■ Exercise requirements
The pictures stay out. Please retype every line below exactly.
***
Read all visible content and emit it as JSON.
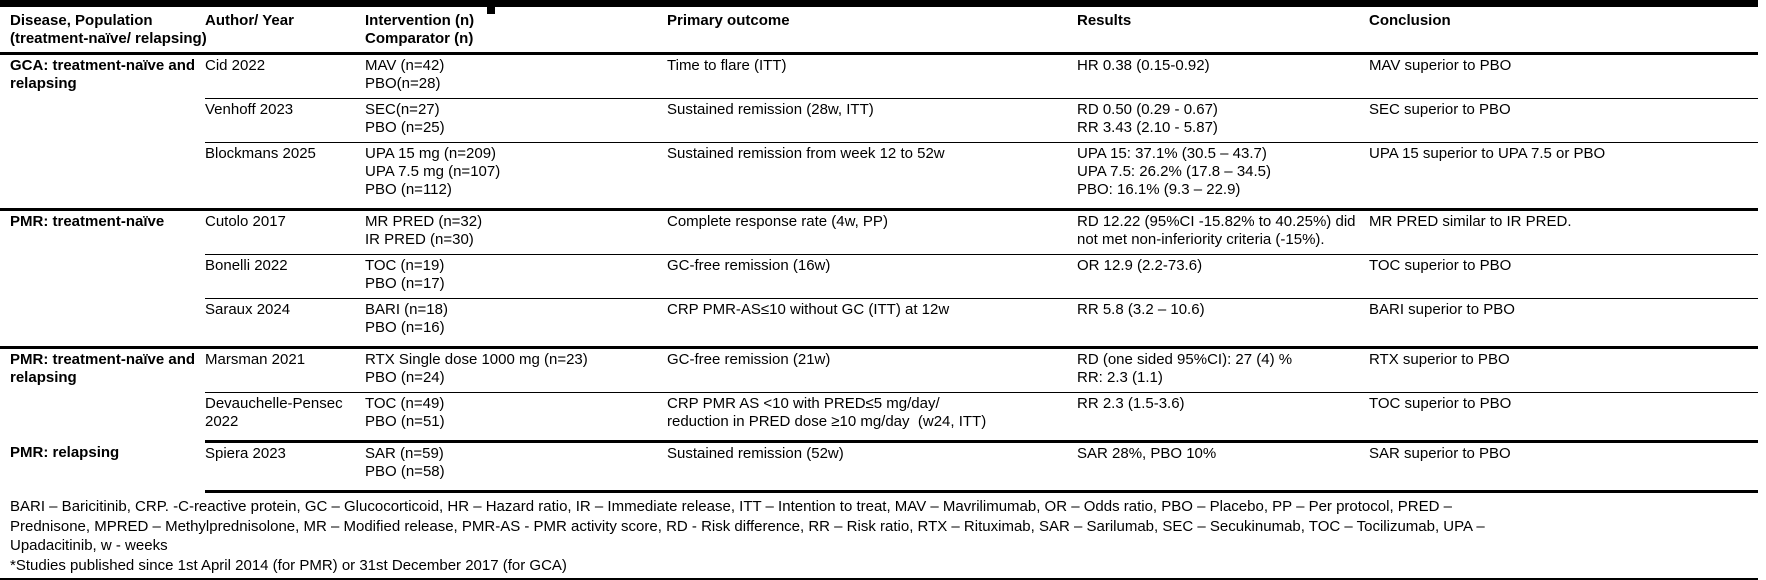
{
  "page": {
    "background": "#ffffff",
    "text_color": "#000000",
    "rule_color": "#000000"
  },
  "table": {
    "headers": [
      {
        "lines": [
          "Disease, Population",
          "(treatment-naïve/ relapsing)"
        ]
      },
      {
        "lines": [
          "Author/ Year"
        ]
      },
      {
        "lines": [
          "Intervention (n)",
          "Comparator (n)"
        ]
      },
      {
        "lines": [
          "Primary outcome"
        ]
      },
      {
        "lines": [
          "Results"
        ]
      },
      {
        "lines": [
          "Conclusion"
        ]
      }
    ],
    "sections": [
      {
        "disease_lines": [
          "GCA: treatment-naïve and",
          "relapsing"
        ],
        "studies": [
          {
            "author_lines": [
              "Cid 2022"
            ],
            "intervention_lines": [
              "MAV (n=42)",
              "PBO(n=28)"
            ],
            "outcome_lines": [
              "Time to flare (ITT)"
            ],
            "results_lines": [
              "HR 0.38 (0.15-0.92)"
            ],
            "conclusion_lines": [
              "MAV superior to PBO"
            ]
          },
          {
            "author_lines": [
              "Venhoff 2023"
            ],
            "intervention_lines": [
              "SEC(n=27)",
              "PBO (n=25)"
            ],
            "outcome_lines": [
              "Sustained remission (28w, ITT)"
            ],
            "results_lines": [
              "RD 0.50 (0.29 - 0.67)",
              "RR 3.43 (2.10 - 5.87)"
            ],
            "conclusion_lines": [
              "SEC superior to PBO"
            ]
          },
          {
            "author_lines": [
              "Blockmans 2025"
            ],
            "intervention_lines": [
              "UPA 15 mg (n=209)",
              "UPA 7.5 mg (n=107)",
              "PBO (n=112)"
            ],
            "outcome_lines": [
              "Sustained remission from week 12 to 52w"
            ],
            "results_lines": [
              "UPA 15: 37.1% (30.5 – 43.7)",
              "UPA 7.5: 26.2% (17.8 – 34.5)",
              "PBO: 16.1% (9.3 – 22.9)"
            ],
            "conclusion_lines": [
              "UPA 15 superior to UPA 7.5 or PBO"
            ]
          }
        ]
      },
      {
        "disease_lines": [
          "PMR: treatment-naïve"
        ],
        "studies": [
          {
            "author_lines": [
              "Cutolo 2017"
            ],
            "intervention_lines": [
              "MR PRED (n=32)",
              "IR PRED (n=30)"
            ],
            "outcome_lines": [
              "Complete response rate (4w, PP)"
            ],
            "results_lines": [
              "RD 12.22 (95%CI -15.82% to 40.25%) did",
              "not met non-inferiority criteria (-15%)."
            ],
            "conclusion_lines": [
              "MR PRED similar to IR PRED."
            ]
          },
          {
            "author_lines": [
              "Bonelli 2022"
            ],
            "intervention_lines": [
              "TOC (n=19)",
              "PBO (n=17)"
            ],
            "outcome_lines": [
              "GC-free remission (16w)"
            ],
            "results_lines": [
              "OR 12.9 (2.2-73.6)"
            ],
            "conclusion_lines": [
              "TOC superior to PBO"
            ]
          },
          {
            "author_lines": [
              "Saraux 2024"
            ],
            "intervention_lines": [
              "BARI (n=18)",
              "PBO (n=16)"
            ],
            "outcome_lines": [
              "CRP PMR-AS≤10 without GC (ITT) at 12w"
            ],
            "results_lines": [
              "RR 5.8 (3.2 – 10.6)"
            ],
            "conclusion_lines": [
              "BARI superior to PBO"
            ]
          }
        ]
      },
      {
        "disease_lines": [
          "PMR: treatment-naïve and",
          "relapsing"
        ],
        "studies": [
          {
            "author_lines": [
              "Marsman 2021"
            ],
            "intervention_lines": [
              "RTX Single dose 1000 mg (n=23)",
              "PBO (n=24)"
            ],
            "outcome_lines": [
              "GC-free remission (21w)"
            ],
            "results_lines": [
              "RD (one sided 95%CI): 27 (4) %",
              "RR: 2.3 (1.1)"
            ],
            "conclusion_lines": [
              "RTX superior to PBO"
            ]
          },
          {
            "author_lines": [
              "Devauchelle-Pensec",
              "2022"
            ],
            "intervention_lines": [
              "TOC (n=49)",
              "PBO (n=51)"
            ],
            "outcome_lines": [
              "CRP PMR AS <10 with PRED≤5 mg/day/",
              "reduction in PRED dose ≥10 mg/day  (w24, ITT)"
            ],
            "results_lines": [
              "RR 2.3 (1.5-3.6)"
            ],
            "conclusion_lines": [
              "TOC superior to PBO"
            ]
          }
        ]
      },
      {
        "disease_lines": [
          "PMR: relapsing"
        ],
        "studies": [
          {
            "author_lines": [
              "Spiera 2023"
            ],
            "intervention_lines": [
              "SAR (n=59)",
              "PBO (n=58)"
            ],
            "outcome_lines": [
              "Sustained remission (52w)"
            ],
            "results_lines": [
              "SAR 28%, PBO 10%"
            ],
            "conclusion_lines": [
              "SAR superior to PBO"
            ]
          }
        ]
      }
    ],
    "footnote_lines": [
      "BARI – Baricitinib, CRP. -C-reactive protein, GC – Glucocorticoid, HR – Hazard ratio, IR – Immediate release, ITT – Intention to treat, MAV – Mavrilimumab, OR – Odds ratio, PBO – Placebo, PP – Per protocol, PRED –",
      "Prednisone, MPRED – Methylprednisolone, MR – Modified release, PMR-AS - PMR activity score, RD - Risk difference, RR – Risk ratio, RTX – Rituximab, SAR – Sarilumab, SEC – Secukinumab, TOC – Tocilizumab, UPA –",
      "Upadacitinib, w - weeks",
      "*Studies published since 1st April 2014 (for PMR) or 31st December 2017 (for GCA)"
    ]
  }
}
***
■ Answer space
Read all visible content and emit it as JSON.
{
  "page": {
    "background": "#ffffff",
    "text_color": "#000000",
    "rule_color": "#000000"
  },
  "table": {
    "headers": [
      {
        "lines": [
          "Disease, Population",
          "(treatment-naïve/ relapsing)"
        ]
      },
      {
        "lines": [
          "Author/ Year"
        ]
      },
      {
        "lines": [
          "Intervention (n)",
          "Comparator (n)"
        ]
      },
      {
        "lines": [
          "Primary outcome"
        ]
      },
      {
        "lines": [
          "Results"
        ]
      },
      {
        "lines": [
          "Conclusion"
        ]
      }
    ],
    "sections": [
      {
        "disease_lines": [
          "GCA: treatment-naïve and",
          "relapsing"
        ],
        "studies": [
          {
            "author_lines": [
              "Cid 2022"
            ],
            "intervention_lines": [
              "MAV (n=42)",
              "PBO(n=28)"
            ],
            "outcome_lines": [
              "Time to flare (ITT)"
            ],
            "results_lines": [
              "HR 0.38 (0.15-0.92)"
            ],
            "conclusion_lines": [
              "MAV superior to PBO"
            ]
          },
          {
            "author_lines": [
              "Venhoff 2023"
            ],
            "intervention_lines": [
              "SEC(n=27)",
              "PBO (n=25)"
            ],
            "outcome_lines": [
              "Sustained remission (28w, ITT)"
            ],
            "results_lines": [
              "RD 0.50 (0.29 - 0.67)",
              "RR 3.43 (2.10 - 5.87)"
            ],
            "conclusion_lines": [
              "SEC superior to PBO"
            ]
          },
          {
            "author_lines": [
              "Blockmans 2025"
            ],
            "intervention_lines": [
              "UPA 15 mg (n=209)",
              "UPA 7.5 mg (n=107)",
              "PBO (n=112)"
            ],
            "outcome_lines": [
              "Sustained remission from week 12 to 52w"
            ],
            "results_lines": [
              "UPA 15: 37.1% (30.5 – 43.7)",
              "UPA 7.5: 26.2% (17.8 – 34.5)",
              "PBO: 16.1% (9.3 – 22.9)"
            ],
            "conclusion_lines": [
              "UPA 15 superior to UPA 7.5 or PBO"
            ]
          }
        ]
      },
      {
        "disease_lines": [
          "PMR: treatment-naïve"
        ],
        "studies": [
          {
            "author_lines": [
              "Cutolo 2017"
            ],
            "intervention_lines": [
              "MR PRED (n=32)",
              "IR PRED (n=30)"
            ],
            "outcome_lines": [
              "Complete response rate (4w, PP)"
            ],
            "results_lines": [
              "RD 12.22 (95%CI -15.82% to 40.25%) did",
              "not met non-inferiority criteria (-15%)."
            ],
            "conclusion_lines": [
              "MR PRED similar to IR PRED."
            ]
          },
          {
            "author_lines": [
              "Bonelli 2022"
            ],
            "intervention_lines": [
              "TOC (n=19)",
              "PBO (n=17)"
            ],
            "outcome_lines": [
              "GC-free remission (16w)"
            ],
            "results_lines": [
              "OR 12.9 (2.2-73.6)"
            ],
            "conclusion_lines": [
              "TOC superior to PBO"
            ]
          },
          {
            "author_lines": [
              "Saraux 2024"
            ],
            "intervention_lines": [
              "BARI (n=18)",
              "PBO (n=16)"
            ],
            "outcome_lines": [
              "CRP PMR-AS≤10 without GC (ITT) at 12w"
            ],
            "results_lines": [
              "RR 5.8 (3.2 – 10.6)"
            ],
            "conclusion_lines": [
              "BARI superior to PBO"
            ]
          }
        ]
      },
      {
        "disease_lines": [
          "PMR: treatment-naïve and",
          "relapsing"
        ],
        "studies": [
          {
            "author_lines": [
              "Marsman 2021"
            ],
            "intervention_lines": [
              "RTX Single dose 1000 mg (n=23)",
              "PBO (n=24)"
            ],
            "outcome_lines": [
              "GC-free remission (21w)"
            ],
            "results_lines": [
              "RD (one sided 95%CI): 27 (4) %",
              "RR: 2.3 (1.1)"
            ],
            "conclusion_lines": [
              "RTX superior to PBO"
            ]
          },
          {
            "author_lines": [
              "Devauchelle-Pensec",
              "2022"
            ],
            "intervention_lines": [
              "TOC (n=49)",
              "PBO (n=51)"
            ],
            "outcome_lines": [
              "CRP PMR AS <10 with PRED≤5 mg/day/",
              "reduction in PRED dose ≥10 mg/day  (w24, ITT)"
            ],
            "results_lines": [
              "RR 2.3 (1.5-3.6)"
            ],
            "conclusion_lines": [
              "TOC superior to PBO"
            ]
          }
        ]
      },
      {
        "disease_lines": [
          "PMR: relapsing"
        ],
        "studies": [
          {
            "author_lines": [
              "Spiera 2023"
            ],
            "intervention_lines": [
              "SAR (n=59)",
              "PBO (n=58)"
            ],
            "outcome_lines": [
              "Sustained remission (52w)"
            ],
            "results_lines": [
              "SAR 28%, PBO 10%"
            ],
            "conclusion_lines": [
              "SAR superior to PBO"
            ]
          }
        ]
      }
    ],
    "footnote_lines": [
      "BARI – Baricitinib, CRP. -C-reactive protein, GC – Glucocorticoid, HR – Hazard ratio, IR – Immediate release, ITT – Intention to treat, MAV – Mavrilimumab, OR – Odds ratio, PBO – Placebo, PP – Per protocol, PRED –",
      "Prednisone, MPRED – Methylprednisolone, MR – Modified release, PMR-AS - PMR activity score, RD - Risk difference, RR – Risk ratio, RTX – Rituximab, SAR – Sarilumab, SEC – Secukinumab, TOC – Tocilizumab, UPA –",
      "Upadacitinib, w - weeks",
      "*Studies published since 1st April 2014 (for PMR) or 31st December 2017 (for GCA)"
    ]
  }
}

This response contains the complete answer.